# WRITTEN TASK 1:
List every numbered section heading in the CUDA walkthrough.
# WRITTEN TASK 2:
Reproduce everything in the CUDA walkthrough from "3b. Copy Data: CPU" down to "makes up for it.".

──────── SELECTED EXTRACT

Now here’s where CUDA comes in. The same computation, but we send the data to the GPU and run thousands of operations simultaneously.

3a. Allocate GPU Memory

float *gpuData;
cudaMalloc((void **)&gpuData, sizeof(float) * size);

This is just like malloc() on the CPU, except the memory lives on the GPU’s VRAM — physically separate from system RAM. The CPU can’t directly read or write it.

GPU VRAM
        ┌─────┬─────┬─────┬─────┬─────┐
gpuData▶│  ?  │  ?  │  ?  │  ?  │  ?  │  ← uninitialized
        └─────┴─────┴─────┴─────┴─────┘

3b. Copy Data: CPU → GPU

cudaMemcpy(gpuData, data, sizeof(float)*size, cudaMemcpyHostToDevice);
  CPU RAM                              GPU VRAM

  ┌─────┬─────┬─────┬─────┐           ┌─────┬─────┬─────┬─────┐
  │ 0.5 │ 1.0 │ 1.5 │ 2.0 │  ──────▶  │ 0.5 │ 1.0 │ 1.5 │ 2.0 │
  └─────┴─────┴─────┴─────┘           └─────┴─────┴─────┴─────┘

                          PCIe Bus transfer

This crosses the PCIe bus — the highway between your CPU and GPU. It’s not free, but for large workloads the GPU speedup more than makes up for it.

3c. Launch the Kernel

static const int BLOCK_SIZE = 256;
const int blockCount = (65530 + 256 - 1) / 256;  // = 256 blocks

reciprocalKernel<<<blockCount, BLOCK_SIZE>>>(gpuData, size);

That <<<blockCount, BLOCK_SIZE>>> syntax is unique to CUDA. It’s how you tell the GPU:

  • How many blocks to use
  • How many threads per block

Thread Hierarchy

CUDA has a neat layered structure:

GRID  (the entire launch)
│
├── Block 0  ──── 256 threads (Thread 0 … Thread 255)

────────────────
──────── STORED ROWS

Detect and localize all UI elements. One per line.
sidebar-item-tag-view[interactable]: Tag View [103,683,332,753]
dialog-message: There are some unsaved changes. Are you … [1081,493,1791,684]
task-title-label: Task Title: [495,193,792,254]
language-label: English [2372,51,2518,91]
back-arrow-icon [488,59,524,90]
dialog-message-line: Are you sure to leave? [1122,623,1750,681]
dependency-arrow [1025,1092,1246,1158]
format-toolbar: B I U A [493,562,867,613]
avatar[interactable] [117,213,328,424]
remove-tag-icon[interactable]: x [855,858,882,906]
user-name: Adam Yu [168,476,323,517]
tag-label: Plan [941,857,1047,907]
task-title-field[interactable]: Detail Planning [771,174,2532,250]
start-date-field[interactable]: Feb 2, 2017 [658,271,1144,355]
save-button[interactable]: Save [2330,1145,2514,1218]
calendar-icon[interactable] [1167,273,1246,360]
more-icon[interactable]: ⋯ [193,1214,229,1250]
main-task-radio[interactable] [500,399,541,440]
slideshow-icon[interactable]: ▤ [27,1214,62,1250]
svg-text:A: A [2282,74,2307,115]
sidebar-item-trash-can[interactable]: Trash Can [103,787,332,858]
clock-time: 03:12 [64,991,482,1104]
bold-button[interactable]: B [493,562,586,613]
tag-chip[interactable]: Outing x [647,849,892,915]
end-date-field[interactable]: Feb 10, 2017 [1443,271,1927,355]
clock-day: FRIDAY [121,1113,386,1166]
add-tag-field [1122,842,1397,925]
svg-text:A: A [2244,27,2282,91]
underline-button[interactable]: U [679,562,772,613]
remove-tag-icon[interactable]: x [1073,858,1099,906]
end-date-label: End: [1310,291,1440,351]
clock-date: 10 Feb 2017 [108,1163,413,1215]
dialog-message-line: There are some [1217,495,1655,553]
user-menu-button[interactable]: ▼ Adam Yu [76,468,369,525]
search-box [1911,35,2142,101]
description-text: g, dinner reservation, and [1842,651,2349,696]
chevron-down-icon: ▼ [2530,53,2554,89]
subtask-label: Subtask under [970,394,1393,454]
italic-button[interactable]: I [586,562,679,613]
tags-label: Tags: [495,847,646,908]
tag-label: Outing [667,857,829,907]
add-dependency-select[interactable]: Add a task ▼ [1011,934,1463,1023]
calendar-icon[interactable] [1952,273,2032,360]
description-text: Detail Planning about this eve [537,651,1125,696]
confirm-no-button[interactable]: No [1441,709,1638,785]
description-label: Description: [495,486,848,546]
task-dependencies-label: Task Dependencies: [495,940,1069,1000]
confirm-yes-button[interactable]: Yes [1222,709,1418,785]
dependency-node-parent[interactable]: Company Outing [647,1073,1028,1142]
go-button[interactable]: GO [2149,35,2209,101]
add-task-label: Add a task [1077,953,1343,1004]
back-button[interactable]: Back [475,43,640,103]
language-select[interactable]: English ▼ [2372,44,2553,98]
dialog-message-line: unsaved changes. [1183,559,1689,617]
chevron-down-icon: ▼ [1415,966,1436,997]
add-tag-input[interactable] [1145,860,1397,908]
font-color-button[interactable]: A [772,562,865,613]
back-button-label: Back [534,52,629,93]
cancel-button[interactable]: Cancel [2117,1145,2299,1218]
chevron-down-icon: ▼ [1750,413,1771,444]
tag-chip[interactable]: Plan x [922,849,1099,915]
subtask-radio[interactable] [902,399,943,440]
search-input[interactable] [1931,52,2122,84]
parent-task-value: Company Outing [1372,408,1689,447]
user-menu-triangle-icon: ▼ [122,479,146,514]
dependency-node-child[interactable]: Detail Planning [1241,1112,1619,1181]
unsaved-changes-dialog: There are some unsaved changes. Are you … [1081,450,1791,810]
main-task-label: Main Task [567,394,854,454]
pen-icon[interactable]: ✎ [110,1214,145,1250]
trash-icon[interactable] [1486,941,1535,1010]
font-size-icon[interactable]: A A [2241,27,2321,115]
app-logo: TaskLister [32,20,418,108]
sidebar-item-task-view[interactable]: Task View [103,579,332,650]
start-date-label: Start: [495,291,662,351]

────────────────

# TASK SOLUTION 1:
3a. Allocate GPU Memory
3b. Copy Data: CPU → GPU
3c. Launch the Kernel

# TASK SOLUTION 2:
3b. Copy Data: CPU → GPU

cudaMemcpy(gpuData, data, sizeof(float)*size, cudaMemcpyHostToDevice);
  CPU RAM                              GPU VRAM

  ┌─────┬─────┬─────┬─────┐           ┌─────┬─────┬─────┬─────┐
  │ 0.5 │ 1.0 │ 1.5 │ 2.0 │  ──────▶  │ 0.5 │ 1.0 │ 1.5 │ 2.0 │
  └─────┴─────┴─────┴─────┘           └─────┴─────┴─────┴─────┘

                          PCIe Bus transfer

This crosses the PCIe bus — the highway between your CPU and GPU. It’s not free, but for large workloads the GPU speedup more than makes up for it.